Что нужно сделать. Воспроизведите все записи построчно, не меняя в них ни знака.

Исходные записи.
────────────────
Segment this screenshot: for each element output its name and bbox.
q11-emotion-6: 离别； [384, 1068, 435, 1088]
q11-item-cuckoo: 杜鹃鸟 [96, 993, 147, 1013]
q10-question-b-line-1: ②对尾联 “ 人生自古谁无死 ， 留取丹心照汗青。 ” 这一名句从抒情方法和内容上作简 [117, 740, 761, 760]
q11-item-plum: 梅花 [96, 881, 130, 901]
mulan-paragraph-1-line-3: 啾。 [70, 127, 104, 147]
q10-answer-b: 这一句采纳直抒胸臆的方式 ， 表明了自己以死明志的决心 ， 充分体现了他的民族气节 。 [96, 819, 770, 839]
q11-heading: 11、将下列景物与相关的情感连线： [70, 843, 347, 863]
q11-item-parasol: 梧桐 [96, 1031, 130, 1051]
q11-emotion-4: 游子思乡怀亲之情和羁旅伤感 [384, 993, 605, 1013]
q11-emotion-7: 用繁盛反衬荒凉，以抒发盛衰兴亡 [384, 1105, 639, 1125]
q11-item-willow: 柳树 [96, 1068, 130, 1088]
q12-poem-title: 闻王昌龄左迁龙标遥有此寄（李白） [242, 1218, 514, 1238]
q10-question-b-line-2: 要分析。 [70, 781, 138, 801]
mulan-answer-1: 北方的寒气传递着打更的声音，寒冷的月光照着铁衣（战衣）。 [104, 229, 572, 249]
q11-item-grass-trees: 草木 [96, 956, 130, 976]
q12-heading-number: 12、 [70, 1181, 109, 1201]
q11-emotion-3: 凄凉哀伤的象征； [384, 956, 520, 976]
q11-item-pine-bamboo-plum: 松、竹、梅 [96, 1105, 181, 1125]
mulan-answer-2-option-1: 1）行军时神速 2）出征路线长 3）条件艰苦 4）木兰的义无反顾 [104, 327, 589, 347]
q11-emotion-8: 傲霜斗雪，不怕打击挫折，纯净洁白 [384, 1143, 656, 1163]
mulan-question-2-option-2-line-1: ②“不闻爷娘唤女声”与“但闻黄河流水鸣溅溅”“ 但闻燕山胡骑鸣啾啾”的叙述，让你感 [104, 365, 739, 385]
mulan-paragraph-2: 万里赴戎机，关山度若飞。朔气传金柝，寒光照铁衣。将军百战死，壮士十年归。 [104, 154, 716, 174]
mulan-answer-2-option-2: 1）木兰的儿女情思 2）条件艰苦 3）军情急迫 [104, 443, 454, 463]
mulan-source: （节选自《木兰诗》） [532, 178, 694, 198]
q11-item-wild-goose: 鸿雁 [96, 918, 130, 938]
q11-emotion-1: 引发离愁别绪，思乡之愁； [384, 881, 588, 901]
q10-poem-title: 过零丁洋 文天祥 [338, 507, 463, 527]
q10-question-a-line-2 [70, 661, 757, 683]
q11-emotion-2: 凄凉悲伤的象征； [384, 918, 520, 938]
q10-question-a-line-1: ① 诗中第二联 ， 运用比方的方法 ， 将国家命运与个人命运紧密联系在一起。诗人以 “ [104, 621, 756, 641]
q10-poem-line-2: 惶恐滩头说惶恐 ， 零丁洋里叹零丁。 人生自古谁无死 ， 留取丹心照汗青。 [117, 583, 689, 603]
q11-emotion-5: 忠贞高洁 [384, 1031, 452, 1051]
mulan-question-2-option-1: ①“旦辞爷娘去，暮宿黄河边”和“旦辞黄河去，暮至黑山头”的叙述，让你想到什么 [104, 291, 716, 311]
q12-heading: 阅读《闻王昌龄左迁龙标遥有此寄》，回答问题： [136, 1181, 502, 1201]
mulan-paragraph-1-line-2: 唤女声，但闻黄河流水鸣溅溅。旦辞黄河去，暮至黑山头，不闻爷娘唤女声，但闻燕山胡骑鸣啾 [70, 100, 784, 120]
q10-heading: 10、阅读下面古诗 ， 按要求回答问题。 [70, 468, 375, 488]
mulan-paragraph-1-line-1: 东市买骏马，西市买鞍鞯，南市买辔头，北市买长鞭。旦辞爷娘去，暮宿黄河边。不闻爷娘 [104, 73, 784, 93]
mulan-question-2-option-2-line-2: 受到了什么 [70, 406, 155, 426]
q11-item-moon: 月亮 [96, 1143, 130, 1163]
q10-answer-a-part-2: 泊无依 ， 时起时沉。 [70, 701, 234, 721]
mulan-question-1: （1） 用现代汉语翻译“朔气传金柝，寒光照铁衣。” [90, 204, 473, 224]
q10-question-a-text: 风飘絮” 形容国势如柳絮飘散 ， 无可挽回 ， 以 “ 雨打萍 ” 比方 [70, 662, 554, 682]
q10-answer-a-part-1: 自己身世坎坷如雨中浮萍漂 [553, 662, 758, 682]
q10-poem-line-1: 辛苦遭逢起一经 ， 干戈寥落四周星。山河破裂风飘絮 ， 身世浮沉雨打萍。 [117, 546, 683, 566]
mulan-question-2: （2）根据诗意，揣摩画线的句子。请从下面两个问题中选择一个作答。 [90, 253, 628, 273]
────────────────
Решение ниже.
Segment this screenshot: for each element output its name and bbox.
q11-emotion-6: 离别； [384, 1068, 435, 1088]
q11-item-cuckoo: 杜鹃鸟 [96, 993, 147, 1013]
q10-question-b-line-1: ②对尾联 “ 人生自古谁无死 ， 留取丹心照汗青。 ” 这一名句从抒情方法和内容上作简 [117, 740, 761, 760]
q11-item-plum: 梅花 [96, 881, 130, 901]
mulan-paragraph-1-line-3: 啾。 [70, 127, 104, 147]
q10-answer-b: 这一句采纳直抒胸臆的方式 ， 表明了自己以死明志的决心 ， 充分体现了他的民族气节 。 [96, 819, 770, 839]
q11-heading: 11、将下列景物与相关的情感连线： [70, 843, 347, 863]
q11-item-parasol: 梧桐 [96, 1031, 130, 1051]
q11-emotion-4: 游子思乡怀亲之情和羁旅伤感 [384, 993, 605, 1013]
q11-emotion-7: 用繁盛反衬荒凉，以抒发盛衰兴亡 [384, 1105, 639, 1125]
q11-item-willow: 柳树 [96, 1068, 130, 1088]
q12-poem-title: 闻王昌龄左迁龙标遥有此寄（李白） [242, 1218, 514, 1238]
q10-question-b-line-2: 要分析。 [70, 781, 138, 801]
mulan-answer-1: 北方的寒气传递着打更的声音，寒冷的月光照着铁衣（战衣）。 [104, 229, 572, 249]
q11-item-grass-trees: 草木 [96, 956, 130, 976]
q12-heading-number: 12、 [70, 1181, 109, 1201]
q11-emotion-3: 凄凉哀伤的象征； [384, 956, 520, 976]
q11-item-pine-bamboo-plum: 松、竹、梅 [96, 1105, 181, 1125]
mulan-answer-2-option-1: 1）行军时神速 2）出征路线长 3）条件艰苦 4）木兰的义无反顾 [104, 327, 589, 347]
q11-emotion-8: 傲霜斗雪，不怕打击挫折，纯净洁白 [384, 1143, 656, 1163]
mulan-question-2-option-2-line-1: ②“不闻爷娘唤女声”与“但闻黄河流水鸣溅溅”“ 但闻燕山胡骑鸣啾啾”的叙述，让你感 [104, 365, 739, 385]
mulan-paragraph-2: 万里赴戎机，关山度若飞。朔气传金柝，寒光照铁衣。将军百战死，壮士十年归。 [104, 154, 716, 174]
mulan-answer-2-option-2: 1）木兰的儿女情思 2）条件艰苦 3）军情急迫 [104, 443, 454, 463]
mulan-source: （节选自《木兰诗》） [532, 178, 694, 198]
q11-item-wild-goose: 鸿雁 [96, 918, 130, 938]
q11-emotion-1: 引发离愁别绪，思乡之愁； [384, 881, 588, 901]
q10-poem-title: 过零丁洋 文天祥 [338, 507, 463, 527]
q10-question-a-line-2 [70, 661, 757, 683]
q11-emotion-2: 凄凉悲伤的象征； [384, 918, 520, 938]
q10-question-a-line-1: ① 诗中第二联 ， 运用比方的方法 ， 将国家命运与个人命运紧密联系在一起。诗人以 “ [104, 621, 756, 641]
q10-poem-line-2: 惶恐滩头说惶恐 ， 零丁洋里叹零丁。 人生自古谁无死 ， 留取丹心照汗青。 [117, 583, 689, 603]
q11-emotion-5: 忠贞高洁 [384, 1031, 452, 1051]
mulan-question-2-option-1: ①“旦辞爷娘去，暮宿黄河边”和“旦辞黄河去，暮至黑山头”的叙述，让你想到什么 [104, 291, 716, 311]
q12-heading: 阅读《闻王昌龄左迁龙标遥有此寄》，回答问题： [136, 1181, 502, 1201]
mulan-paragraph-1-line-2: 唤女声，但闻黄河流水鸣溅溅。旦辞黄河去，暮至黑山头，不闻爷娘唤女声，但闻燕山胡骑鸣啾 [70, 100, 784, 120]
q10-heading: 10、阅读下面古诗 ， 按要求回答问题。 [70, 468, 375, 488]
mulan-paragraph-1-line-1: 东市买骏马，西市买鞍鞯，南市买辔头，北市买长鞭。旦辞爷娘去，暮宿黄河边。不闻爷娘 [104, 73, 784, 93]
mulan-question-2-option-2-line-2: 受到了什么 [70, 406, 155, 426]
q11-item-moon: 月亮 [96, 1143, 130, 1163]
q10-answer-a-part-2: 泊无依 ， 时起时沉。 [70, 701, 234, 721]
mulan-question-1: （1） 用现代汉语翻译“朔气传金柝，寒光照铁衣。” [90, 204, 473, 224]
q10-question-a-text: 风飘絮” 形容国势如柳絮飘散 ， 无可挽回 ， 以 “ 雨打萍 ” 比方 [70, 662, 554, 682]
q10-answer-a-part-1: 自己身世坎坷如雨中浮萍漂 [553, 662, 758, 682]
q10-poem-line-1: 辛苦遭逢起一经 ， 干戈寥落四周星。山河破裂风飘絮 ， 身世浮沉雨打萍。 [117, 546, 683, 566]
mulan-question-2: （2）根据诗意，揣摩画线的句子。请从下面两个问题中选择一个作答。 [90, 253, 628, 273]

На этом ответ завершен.